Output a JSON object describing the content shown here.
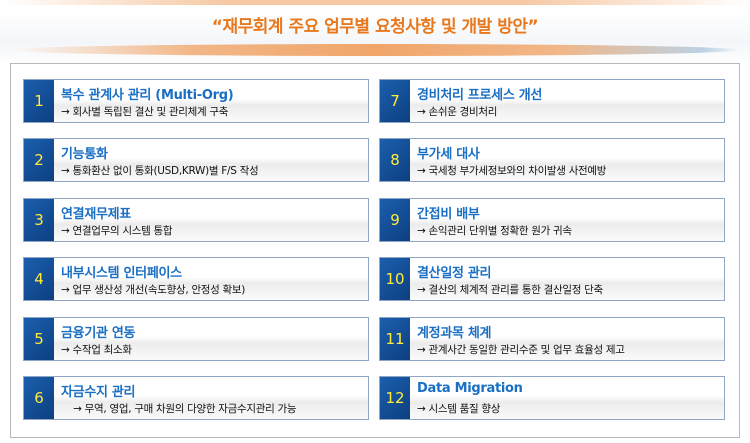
{
  "title": "“재무회계 주요 업무별 요청사항 및 개발 방안”",
  "items": [
    {
      "num": "1",
      "title": "복수 관계사 관리 (Multi-Org)",
      "desc": "→ 회사별 독립된 결산 및 관리체계 구축"
    },
    {
      "num": "2",
      "title": "기능통화",
      "desc": "→ 통화환산 없이 통화(USD,KRW)별 F/S 작성"
    },
    {
      "num": "3",
      "title": "연결재무제표",
      "desc": "→ 연결업무의 시스템 통합"
    },
    {
      "num": "4",
      "title": "내부시스템 인터페이스",
      "desc": "→ 업무 생산성 개선(속도향상, 안정성 확보)"
    },
    {
      "num": "5",
      "title": "금융기관 연동",
      "desc": "→ 수작업 최소화"
    },
    {
      "num": "6",
      "title": "자금수지 관리",
      "desc": "    → 무역, 영업, 구매 차원의 다양한 자금수지관리 가능"
    },
    {
      "num": "7",
      "title": "경비처리 프로세스 개선",
      "desc": "→ 손쉬운 경비처리"
    },
    {
      "num": "8",
      "title": "부가세 대사",
      "desc": "→ 국세청 부가세정보와의 차이발생 사전예방"
    },
    {
      "num": "9",
      "title": "간접비 배부",
      "desc": "→ 손익관리 단위별 정확한 원가 귀속"
    },
    {
      "num": "10",
      "title": "결산일정 관리",
      "desc": "→ 결산의 체계적 관리를 통한 결산일정 단축"
    },
    {
      "num": "11",
      "title": "계정과목 체계",
      "desc": "→ 관계사간 동일한 관리수준 및 업무 효율성 제고"
    },
    {
      "num": "12",
      "title": "Data Migration",
      "desc": "→ 시스템 품질 향상"
    }
  ],
  "colors": {
    "title": "#e8781c",
    "heading": "#1a6fc4",
    "number": "#ffeb3b",
    "number_bg": "#1b5fae"
  }
}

::::

#### [To do]
Retype every entry verbatim and exclude the pictures from the copy.

#### [Solution to the exercise]
Output a JSON object describing the content shown here.
{
  "title": "“재무회계 주요 업무별 요청사항 및 개발 방안”",
  "items": [
    {
      "num": "1",
      "title": "복수 관계사 관리 (Multi-Org)",
      "desc": "→ 회사별 독립된 결산 및 관리체계 구축"
    },
    {
      "num": "2",
      "title": "기능통화",
      "desc": "→ 통화환산 없이 통화(USD,KRW)별 F/S 작성"
    },
    {
      "num": "3",
      "title": "연결재무제표",
      "desc": "→ 연결업무의 시스템 통합"
    },
    {
      "num": "4",
      "title": "내부시스템 인터페이스",
      "desc": "→ 업무 생산성 개선(속도향상, 안정성 확보)"
    },
    {
      "num": "5",
      "title": "금융기관 연동",
      "desc": "→ 수작업 최소화"
    },
    {
      "num": "6",
      "title": "자금수지 관리",
      "desc": "    → 무역, 영업, 구매 차원의 다양한 자금수지관리 가능"
    },
    {
      "num": "7",
      "title": "경비처리 프로세스 개선",
      "desc": "→ 손쉬운 경비처리"
    },
    {
      "num": "8",
      "title": "부가세 대사",
      "desc": "→ 국세청 부가세정보와의 차이발생 사전예방"
    },
    {
      "num": "9",
      "title": "간접비 배부",
      "desc": "→ 손익관리 단위별 정확한 원가 귀속"
    },
    {
      "num": "10",
      "title": "결산일정 관리",
      "desc": "→ 결산의 체계적 관리를 통한 결산일정 단축"
    },
    {
      "num": "11",
      "title": "계정과목 체계",
      "desc": "→ 관계사간 동일한 관리수준 및 업무 효율성 제고"
    },
    {
      "num": "12",
      "title": "Data Migration",
      "desc": "→ 시스템 품질 향상"
    }
  ],
  "colors": {
    "title": "#e8781c",
    "heading": "#1a6fc4",
    "number": "#ffeb3b",
    "number_bg": "#1b5fae"
  }
}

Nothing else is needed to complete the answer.